- _RECORD SET_
-*-
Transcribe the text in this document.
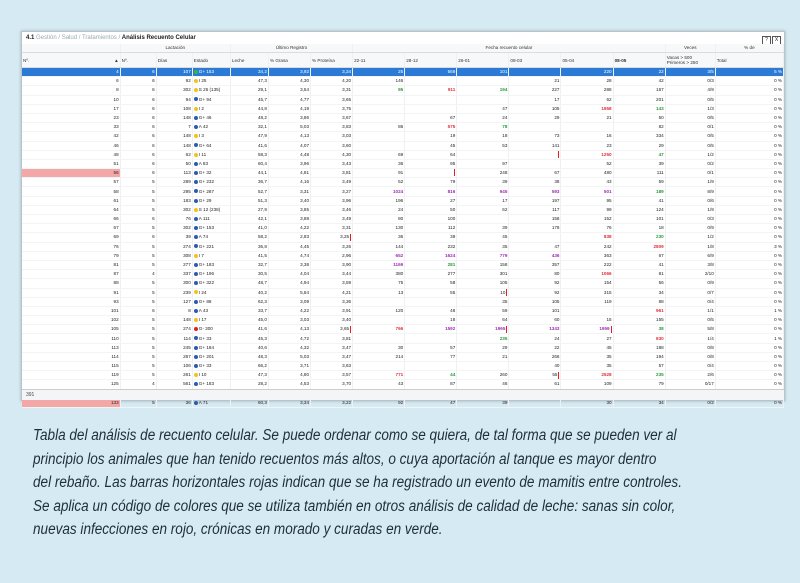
4.1 Gestión / Salud / Tratamientos / Análisis Recuento Celular	? X
	Lactación			Último Registro			Fecha recuento celular						Veces	% de
Nº. ▲	Nº.	Días	Estado	Leche	% Grasa	% Proteína	22-11	28-12	26-01	08-03	05-04	08-05	Vacas > 500
Primeros > 250	Total
4	6	107	G+ 153	34,2	3,92	3,34	25	569	101		220	22	3/5	5 %
6	6	92	I 25	47,3	4,30	4,20	146			21	28	42	0/3	0 %
8	6	302	S 25 (135)	29,1	3,54	3,31	95	911	194	227	288	167	4/9	0 %
10	6	94	G+ 94	45,7	4,77	3,65				17	62	201	0/5	0 %
17	6	108	I 2	44,8	4,19	3,75			47	105	1958	143	1/3	0 %
23	6	148	G+ 46	48,2	3,86	3,67		67	24	29	21	50	0/5	0 %
33	6	7	A 42	32,1	5,03	3,83	86	575	78			82	0/1	0 %
42	6	148	I 3	47,9	4,13	3,03		19	18	73	16	334	0/5	0 %
46	6	148	G+ 64	41,6	4,07	3,60		45	53	141	23	29	0/5	0 %
48	6	62	I 11	58,3	4,48	4,30	69	64			1250	47	1/2	0 %
51	6	50	A 83	60,4	3,96	3,43	36	95	97		52	39	0/2	0 %
56	6	113	G+ 32	44,1	4,81	3,81	91		248	67	480	111	0/1	0 %
57	5	289	G+ 232	36,7	4,16	3,49	52	79	39	38	43	59	1/9	0 %
58	5	295	G+ 287	52,7	3,31	3,27	1024	816	945	593	501	189	8/9	0 %
61	5	183	G+ 29	51,3	3,40	3,96	196	27	17	197	95	41	0/6	0 %
64	5	302	S 12 (238)	27,9	3,85	3,46	24	50	62	117	99	124	1/9	0 %
66	6	76	A 111	42,1	3,88	3,49	80	100		158	152	101	0/3	0 %
67	5	302	G+ 153	41,0	4,22	3,31	130	112	39	178	76	18	0/9	0 %
69	6	39	A 74	58,2	2,83	3,25	36	39	45		838	230	1/2	0 %
76	5	274	G+ 221	36,8	4,45	3,26	144	232	35	47	242	2809	1/8	3 %
79	5	308	I 7	41,5	4,74	2,96	652	1624	779	436	363	67	6/9	0 %
81	5	277	G+ 183	32,7	3,38	3,90	1169	281	158	357	222	41	3/8	0 %
87	4	337	G+ 196	30,5	4,04	3,44	380	277	301	80	1066	81	2/10	0 %
88	5	300	G+ 322	48,7	4,94	3,59	75	58	105	92	154	56	0/9	0 %
91	5	239	I 24	40,2	5,84	4,21	13	55	10	92	315	34	0/7	0 %
93	5	127	G+ 88	62,3	3,09	3,36			35	105	119	88	0/4	0 %
101	6	8	A 43	33,7	4,22	3,91	120	46	59	101		961	1/1	1 %
102	5	148	I 17	45,0	3,03	3,40		18	64	60	15	155	0/5	0 %
105	5	274	G- 300	41,6	4,13	3,65	766	1592	1965	1343	1959	38	5/8	0 %
110	5	114	G+ 33	45,3	4,72	3,81			235	24	27	830	1/4	1 %
113	5	245	G+ 184	40,6	4,32	3,47	30	57	29	22	45	188	0/8	0 %
114	5	267	G+ 201	48,3	5,03	3,47	214	77	21	266	35	194	0/8	0 %
115	5	106	G+ 33	66,2	3,71	3,63				40	35	57	0/4	0 %
119	5	261	I 10	47,3	4,80	3,57	771	44	260	55	2528	235	2/6	0 %
125	4	561	G+ 183	28,2	4,53	3,70	43	87	46	61	109	79	0/17	0 %

133	5	36	A 71	60,3	3,34	3,22	92	47	39		30	34	0/2	0 %
391
Tabla del análisis de recuento celular. Se puede ordenar como se quiera, de tal forma que se pueden ver al
principio los animales que han tenido recuentos más altos, o cuya aportación al tanque es mayor dentro
del rebaño. Las barras horizontales rojas indican que se ha registrado un evento de mamitis entre controles.
Se aplica un código de colores que se utiliza también en otros análisis de calidad de leche: sanas sin color,
nuevas infecciones en rojo, crónicas en morado y curadas en verde.
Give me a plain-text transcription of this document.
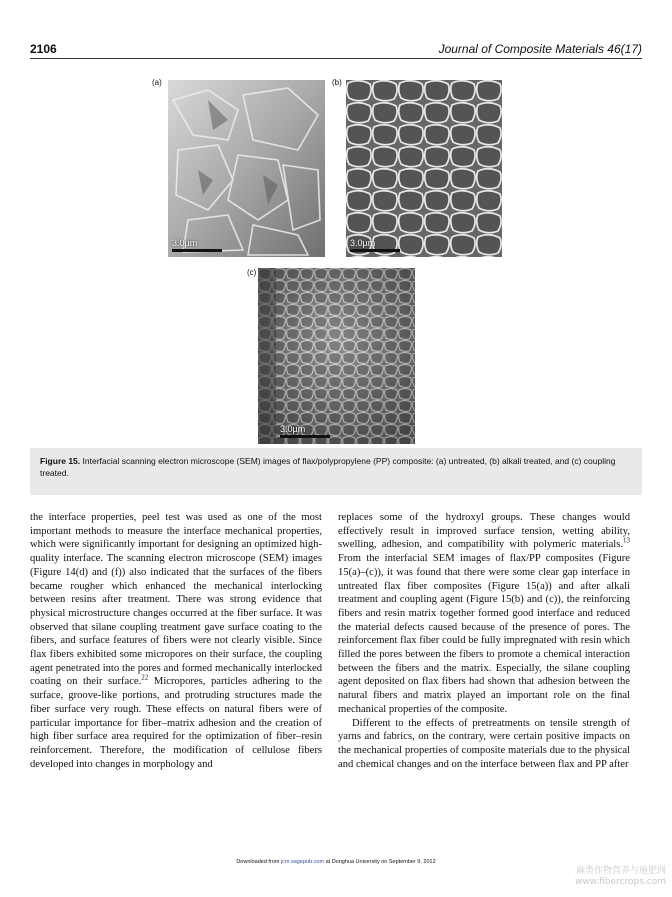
2106	Journal of Composite Materials 46(17)
(a)
3.0µm
(b)
3.0µm
(c)
3.0µm
Figure 15. Interfacial scanning electron microscope (SEM) images of flax/polypropylene (PP) composite: (a) untreated, (b) alkali treated, and (c) coupling treated.

the interface properties, peel test was used as one of the most important methods to measure the interface mechanical properties, which were significantly important for designing an optimized high-quality interface. The scanning electron microscope (SEM) images (Figure 14(d) and (f)) also indicated that the surfaces of the fibers became rougher which enhanced the mechanical interlocking between resins after treatment. There was strong evidence that physical microstructure changes occurred at the fiber surface. It was observed that silane coupling treatment gave surface coating to the fibers, and surface features of fibers were not clearly visible. Since flax fibers exhibited some micropores on their surface, the coupling agent penetrated into the pores and formed mechanically interlocked coating on their surface.$^{22}$ Micropores, particles adhering to the surface, groove-like portions, and protruding structures made the fiber surface very rough. These effects on natural fibers were of particular importance for fiber–matrix adhesion and the creation of high fiber surface area required for the optimization of fiber–resin reinforcement. Therefore, the modification of cellulose fibers developed into changes in morphology and

replaces some of the hydroxyl groups. These changes would effectively result in improved surface tension, wetting ability, swelling, adhesion, and compatibility with polymeric materials.$^{13}$ From the interfacial SEM images of flax/PP composites (Figure 15(a)–(c)), it was found that there were some clear gap interface in untreated flax fiber composites (Figure 15(a)) and after alkali treatment and coupling agent (Figure 15(b) and (c)), the reinforcing fibers and resin matrix together formed good interface and reduced the material defects caused because of the presence of pores. The reinforcement flax fiber could be fully impregnated with resin which filled the pores between the fibers to promote a chemical interaction between the fibers and the matrix. Especially, the silane coupling agent deposited on flax fibers had shown that adhesion between the natural fibers and matrix played an important role on the final mechanical properties of the composite.

Different to the effects of pretreatments on tensile strength of yarns and fabrics, on the contrary, were certain positive impacts on the mechanical properties of composite materials due to the physical and chemical changes and on the interface between flax and PP after

Downloaded from jcm.sagepub.com at Donghua University on September 9, 2012
麻类作物营养与施肥网
www.fibercrops.com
-*-
- _SET PROBLEM_
Without the pictures, transcribe the listing above exactly.

- _SOLUTION TO THIS PROBLEM_
Transcribe the text in this document.
4.1 Gestión / Salud / Tratamientos / Análisis Recuento Celular	? X
	Lactación			Último Registro			Fecha recuento celular						Veces	% de
Nº. ▲	Nº.	Días	Estado	Leche	% Grasa	% Proteína	22-11	28-12	26-01	08-03	05-04	08-05	Vacas > 500
Primeros > 250	Total
4	6	107	G+ 153	34,2	3,92	3,34	25	569	101		220	22	3/5	5 %
6	6	92	I 25	47,3	4,30	4,20	146			21	28	42	0/3	0 %
8	6	302	S 25 (135)	29,1	3,54	3,31	95	911	194	227	288	167	4/9	0 %
10	6	94	G+ 94	45,7	4,77	3,65				17	62	201	0/5	0 %
17	6	108	I 2	44,8	4,19	3,75			47	105	1958	143	1/3	0 %
23	6	148	G+ 46	48,2	3,86	3,67		67	24	29	21	50	0/5	0 %
33	6	7	A 42	32,1	5,03	3,83	86	575	78			82	0/1	0 %
42	6	148	I 3	47,9	4,13	3,03		19	18	73	16	334	0/5	0 %
46	6	148	G+ 64	41,6	4,07	3,60		45	53	141	23	29	0/5	0 %
48	6	62	I 11	58,3	4,48	4,30	69	64			1250	47	1/2	0 %
51	6	50	A 83	60,4	3,96	3,43	36	95	97		52	39	0/2	0 %
56	6	113	G+ 32	44,1	4,81	3,81	91		248	67	480	111	0/1	0 %
57	5	289	G+ 232	36,7	4,16	3,49	52	79	39	38	43	59	1/9	0 %
58	5	295	G+ 287	52,7	3,31	3,27	1024	816	945	593	501	189	8/9	0 %
61	5	183	G+ 29	51,3	3,40	3,96	196	27	17	197	95	41	0/6	0 %
64	5	302	S 12 (238)	27,9	3,85	3,46	24	50	62	117	99	124	1/9	0 %
66	6	76	A 111	42,1	3,88	3,49	80	100		158	152	101	0/3	0 %
67	5	302	G+ 153	41,0	4,22	3,31	130	112	39	178	76	18	0/9	0 %
69	6	39	A 74	58,2	2,83	3,25	36	39	45		838	230	1/2	0 %
76	5	274	G+ 221	36,8	4,45	3,26	144	232	35	47	242	2809	1/8	3 %
79	5	308	I 7	41,5	4,74	2,96	652	1624	779	436	363	67	6/9	0 %
81	5	277	G+ 183	32,7	3,38	3,90	1169	281	158	357	222	41	3/8	0 %
87	4	337	G+ 196	30,5	4,04	3,44	380	277	301	80	1066	81	2/10	0 %
88	5	300	G+ 322	48,7	4,94	3,59	75	58	105	92	154	56	0/9	0 %
91	5	239	I 24	40,2	5,84	4,21	13	55	10	92	315	34	0/7	0 %
93	5	127	G+ 88	62,3	3,09	3,36			35	105	119	88	0/4	0 %
101	6	8	A 43	33,7	4,22	3,91	120	46	59	101		961	1/1	1 %
102	5	148	I 17	45,0	3,03	3,40		18	64	60	15	155	0/5	0 %
105	5	274	G- 300	41,6	4,13	3,65	766	1592	1965	1343	1959	38	5/8	0 %
110	5	114	G+ 33	45,3	4,72	3,81			235	24	27	830	1/4	1 %
113	5	245	G+ 184	40,6	4,32	3,47	30	57	29	22	45	188	0/8	0 %
114	5	267	G+ 201	48,3	5,03	3,47	214	77	21	266	35	194	0/8	0 %
115	5	106	G+ 33	66,2	3,71	3,63				40	35	57	0/4	0 %
119	5	261	I 10	47,3	4,80	3,57	771	44	260	55	2528	235	2/6	0 %
125	4	561	G+ 183	28,2	4,53	3,70	43	87	46	61	109	79	0/17	0 %

133	5	36	A 71	60,3	3,34	3,22	92	47	39		30	34	0/2	0 %
391
Tabla del análisis de recuento celular. Se puede ordenar como se quiera, de tal forma que se pueden ver al
principio los animales que han tenido recuentos más altos, o cuya aportación al tanque es mayor dentro
del rebaño. Las barras horizontales rojas indican que se ha registrado un evento de mamitis entre controles.
Se aplica un código de colores que se utiliza también en otros análisis de calidad de leche: sanas sin color,
nuevas infecciones en rojo, crónicas en morado y curadas en verde.
Give me a plain-text transcription of this document.
2106	Journal of Composite Materials 46(17)
(a)
3.0µm
(b)
3.0µm
(c)
3.0µm
Figure 15. Interfacial scanning electron microscope (SEM) images of flax/polypropylene (PP) composite: (a) untreated, (b) alkali treated, and (c) coupling treated.

the interface properties, peel test was used as one of the most important methods to measure the interface mechanical properties, which were significantly important for designing an optimized high-quality interface. The scanning electron microscope (SEM) images (Figure 14(d) and (f)) also indicated that the surfaces of the fibers became rougher which enhanced the mechanical interlocking between resins after treatment. There was strong evidence that physical microstructure changes occurred at the fiber surface. It was observed that silane coupling treatment gave surface coating to the fibers, and surface features of fibers were not clearly visible. Since flax fibers exhibited some micropores on their surface, the coupling agent penetrated into the pores and formed mechanically interlocked coating on their surface.$^{22}$ Micropores, particles adhering to the surface, groove-like portions, and protruding structures made the fiber surface very rough. These effects on natural fibers were of particular importance for fiber–matrix adhesion and the creation of high fiber surface area required for the optimization of fiber–resin reinforcement. Therefore, the modification of cellulose fibers developed into changes in morphology and

replaces some of the hydroxyl groups. These changes would effectively result in improved surface tension, wetting ability, swelling, adhesion, and compatibility with polymeric materials.$^{13}$ From the interfacial SEM images of flax/PP composites (Figure 15(a)–(c)), it was found that there were some clear gap interface in untreated flax fiber composites (Figure 15(a)) and after alkali treatment and coupling agent (Figure 15(b) and (c)), the reinforcing fibers and resin matrix together formed good interface and reduced the material defects caused because of the presence of pores. The reinforcement flax fiber could be fully impregnated with resin which filled the pores between the fibers to promote a chemical interaction between the fibers and the matrix. Especially, the silane coupling agent deposited on flax fibers had shown that adhesion between the natural fibers and matrix played an important role on the final mechanical properties of the composite.

Different to the effects of pretreatments on tensile strength of yarns and fabrics, on the contrary, were certain positive impacts on the mechanical properties of composite materials due to the physical and chemical changes and on the interface between flax and PP after

Downloaded from jcm.sagepub.com at Donghua University on September 9, 2012
麻类作物营养与施肥网
www.fibercrops.com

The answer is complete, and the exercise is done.